Given data:
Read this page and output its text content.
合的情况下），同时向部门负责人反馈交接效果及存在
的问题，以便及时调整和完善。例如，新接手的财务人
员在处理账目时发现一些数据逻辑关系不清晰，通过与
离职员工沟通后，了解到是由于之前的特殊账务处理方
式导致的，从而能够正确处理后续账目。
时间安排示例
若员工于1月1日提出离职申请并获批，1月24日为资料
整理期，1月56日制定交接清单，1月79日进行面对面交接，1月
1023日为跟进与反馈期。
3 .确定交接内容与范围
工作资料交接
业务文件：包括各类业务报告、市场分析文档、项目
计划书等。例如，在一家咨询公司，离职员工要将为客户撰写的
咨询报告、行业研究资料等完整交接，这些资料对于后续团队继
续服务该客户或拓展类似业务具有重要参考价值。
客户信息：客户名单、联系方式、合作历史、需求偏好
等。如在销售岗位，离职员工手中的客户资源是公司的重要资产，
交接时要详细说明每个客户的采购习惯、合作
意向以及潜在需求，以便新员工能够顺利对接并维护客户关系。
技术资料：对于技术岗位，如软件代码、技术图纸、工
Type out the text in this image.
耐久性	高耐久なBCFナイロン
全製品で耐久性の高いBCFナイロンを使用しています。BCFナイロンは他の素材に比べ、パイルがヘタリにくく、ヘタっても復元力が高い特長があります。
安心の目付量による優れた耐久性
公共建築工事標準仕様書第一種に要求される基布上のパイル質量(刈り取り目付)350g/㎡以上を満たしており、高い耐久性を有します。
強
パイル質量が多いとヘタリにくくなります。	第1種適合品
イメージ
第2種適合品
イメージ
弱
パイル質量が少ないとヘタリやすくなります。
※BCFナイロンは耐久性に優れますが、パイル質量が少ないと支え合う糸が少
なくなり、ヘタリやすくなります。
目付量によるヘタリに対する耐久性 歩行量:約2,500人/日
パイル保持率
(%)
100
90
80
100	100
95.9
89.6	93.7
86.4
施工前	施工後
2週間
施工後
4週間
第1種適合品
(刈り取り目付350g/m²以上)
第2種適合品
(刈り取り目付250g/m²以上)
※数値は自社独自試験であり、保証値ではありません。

Challenge:
Repeat the listing exactly, from its first line to its last.

Answer to this task:
Read this page and output its text content.
合的情况下），同时向部门负责人反馈交接效果及存在
的问题，以便及时调整和完善。例如，新接手的财务人
员在处理账目时发现一些数据逻辑关系不清晰，通过与
离职员工沟通后，了解到是由于之前的特殊账务处理方
式导致的，从而能够正确处理后续账目。
时间安排示例
若员工于1月1日提出离职申请并获批，1月24日为资料
整理期，1月56日制定交接清单，1月79日进行面对面交接，1月
1023日为跟进与反馈期。
3 .确定交接内容与范围
工作资料交接
业务文件：包括各类业务报告、市场分析文档、项目
计划书等。例如，在一家咨询公司，离职员工要将为客户撰写的
咨询报告、行业研究资料等完整交接，这些资料对于后续团队继
续服务该客户或拓展类似业务具有重要参考价值。
客户信息：客户名单、联系方式、合作历史、需求偏好
等。如在销售岗位，离职员工手中的客户资源是公司的重要资产，
交接时要详细说明每个客户的采购习惯、合作
意向以及潜在需求，以便新员工能够顺利对接并维护客户关系。
技术资料：对于技术岗位，如软件代码、技术图纸、工
Type out the text in this image.
耐久性	高耐久なBCFナイロン
全製品で耐久性の高いBCFナイロンを使用しています。BCFナイロンは他の素材に比べ、パイルがヘタリにくく、ヘタっても復元力が高い特長があります。
安心の目付量による優れた耐久性
公共建築工事標準仕様書第一種に要求される基布上のパイル質量(刈り取り目付)350g/㎡以上を満たしており、高い耐久性を有します。
強
パイル質量が多いとヘタリにくくなります。	第1種適合品
イメージ
第2種適合品
イメージ
弱
パイル質量が少ないとヘタリやすくなります。
※BCFナイロンは耐久性に優れますが、パイル質量が少ないと支え合う糸が少
なくなり、ヘタリやすくなります。
目付量によるヘタリに対する耐久性 歩行量:約2,500人/日
パイル保持率
(%)
100
90
80
100	100
95.9
89.6	93.7
86.4
施工前	施工後
2週間
施工後
4週間
第1種適合品
(刈り取り目付350g/m²以上)
第2種適合品
(刈り取り目付250g/m²以上)
※数値は自社独自試験であり、保証値ではありません。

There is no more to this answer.